* What is needed:
Your task is to copy every line of this material exactly.

* Supplied material:
# # # #
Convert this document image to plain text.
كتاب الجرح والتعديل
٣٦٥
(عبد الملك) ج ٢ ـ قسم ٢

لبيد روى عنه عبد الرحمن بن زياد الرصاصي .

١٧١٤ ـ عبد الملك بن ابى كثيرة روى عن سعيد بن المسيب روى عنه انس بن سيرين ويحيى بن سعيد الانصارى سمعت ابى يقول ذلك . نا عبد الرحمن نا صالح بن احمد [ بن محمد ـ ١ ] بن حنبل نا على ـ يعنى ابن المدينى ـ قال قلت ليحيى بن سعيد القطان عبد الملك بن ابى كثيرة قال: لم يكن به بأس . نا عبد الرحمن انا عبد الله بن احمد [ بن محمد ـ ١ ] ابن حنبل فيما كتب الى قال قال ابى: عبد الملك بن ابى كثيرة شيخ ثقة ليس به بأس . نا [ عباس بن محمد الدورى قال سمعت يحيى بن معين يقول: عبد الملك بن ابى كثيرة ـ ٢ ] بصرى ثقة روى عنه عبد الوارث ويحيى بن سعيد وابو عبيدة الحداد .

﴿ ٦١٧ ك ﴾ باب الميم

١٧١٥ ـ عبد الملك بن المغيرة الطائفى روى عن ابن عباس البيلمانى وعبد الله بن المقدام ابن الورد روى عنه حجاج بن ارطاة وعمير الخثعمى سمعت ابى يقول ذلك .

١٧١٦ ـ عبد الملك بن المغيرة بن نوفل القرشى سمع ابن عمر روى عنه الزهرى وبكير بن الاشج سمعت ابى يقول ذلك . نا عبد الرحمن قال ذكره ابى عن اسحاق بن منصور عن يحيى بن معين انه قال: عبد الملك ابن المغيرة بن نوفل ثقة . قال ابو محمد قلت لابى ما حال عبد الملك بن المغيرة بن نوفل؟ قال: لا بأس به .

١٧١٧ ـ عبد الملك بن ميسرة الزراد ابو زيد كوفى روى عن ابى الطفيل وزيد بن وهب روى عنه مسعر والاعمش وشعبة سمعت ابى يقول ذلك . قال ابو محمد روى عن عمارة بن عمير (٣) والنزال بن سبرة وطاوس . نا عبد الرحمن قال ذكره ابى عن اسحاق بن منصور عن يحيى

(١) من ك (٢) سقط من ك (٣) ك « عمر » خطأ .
# # # #
* Worked solution:
Convert this document image to plain text.
كتاب الجرح والتعديل
٣٦٥
(عبد الملك) ج ٢ ـ قسم ٢

لبيد روى عنه عبد الرحمن بن زياد الرصاصي .

١٧١٤ ـ عبد الملك بن ابى كثيرة روى عن سعيد بن المسيب روى عنه انس بن سيرين ويحيى بن سعيد الانصارى سمعت ابى يقول ذلك . نا عبد الرحمن نا صالح بن احمد [ بن محمد ـ ١ ] بن حنبل نا على ـ يعنى ابن المدينى ـ قال قلت ليحيى بن سعيد القطان عبد الملك بن ابى كثيرة قال: لم يكن به بأس . نا عبد الرحمن انا عبد الله بن احمد [ بن محمد ـ ١ ] ابن حنبل فيما كتب الى قال قال ابى: عبد الملك بن ابى كثيرة شيخ ثقة ليس به بأس . نا [ عباس بن محمد الدورى قال سمعت يحيى بن معين يقول: عبد الملك بن ابى كثيرة ـ ٢ ] بصرى ثقة روى عنه عبد الوارث ويحيى بن سعيد وابو عبيدة الحداد .

﴿ ٦١٧ ك ﴾ باب الميم

١٧١٥ ـ عبد الملك بن المغيرة الطائفى روى عن ابن عباس البيلمانى وعبد الله بن المقدام ابن الورد روى عنه حجاج بن ارطاة وعمير الخثعمى سمعت ابى يقول ذلك .

١٧١٦ ـ عبد الملك بن المغيرة بن نوفل القرشى سمع ابن عمر روى عنه الزهرى وبكير بن الاشج سمعت ابى يقول ذلك . نا عبد الرحمن قال ذكره ابى عن اسحاق بن منصور عن يحيى بن معين انه قال: عبد الملك ابن المغيرة بن نوفل ثقة . قال ابو محمد قلت لابى ما حال عبد الملك بن المغيرة بن نوفل؟ قال: لا بأس به .

١٧١٧ ـ عبد الملك بن ميسرة الزراد ابو زيد كوفى روى عن ابى الطفيل وزيد بن وهب روى عنه مسعر والاعمش وشعبة سمعت ابى يقول ذلك . قال ابو محمد روى عن عمارة بن عمير (٣) والنزال بن سبرة وطاوس . نا عبد الرحمن قال ذكره ابى عن اسحاق بن منصور عن يحيى

(١) من ك (٢) سقط من ك (٣) ك « عمر » خطأ .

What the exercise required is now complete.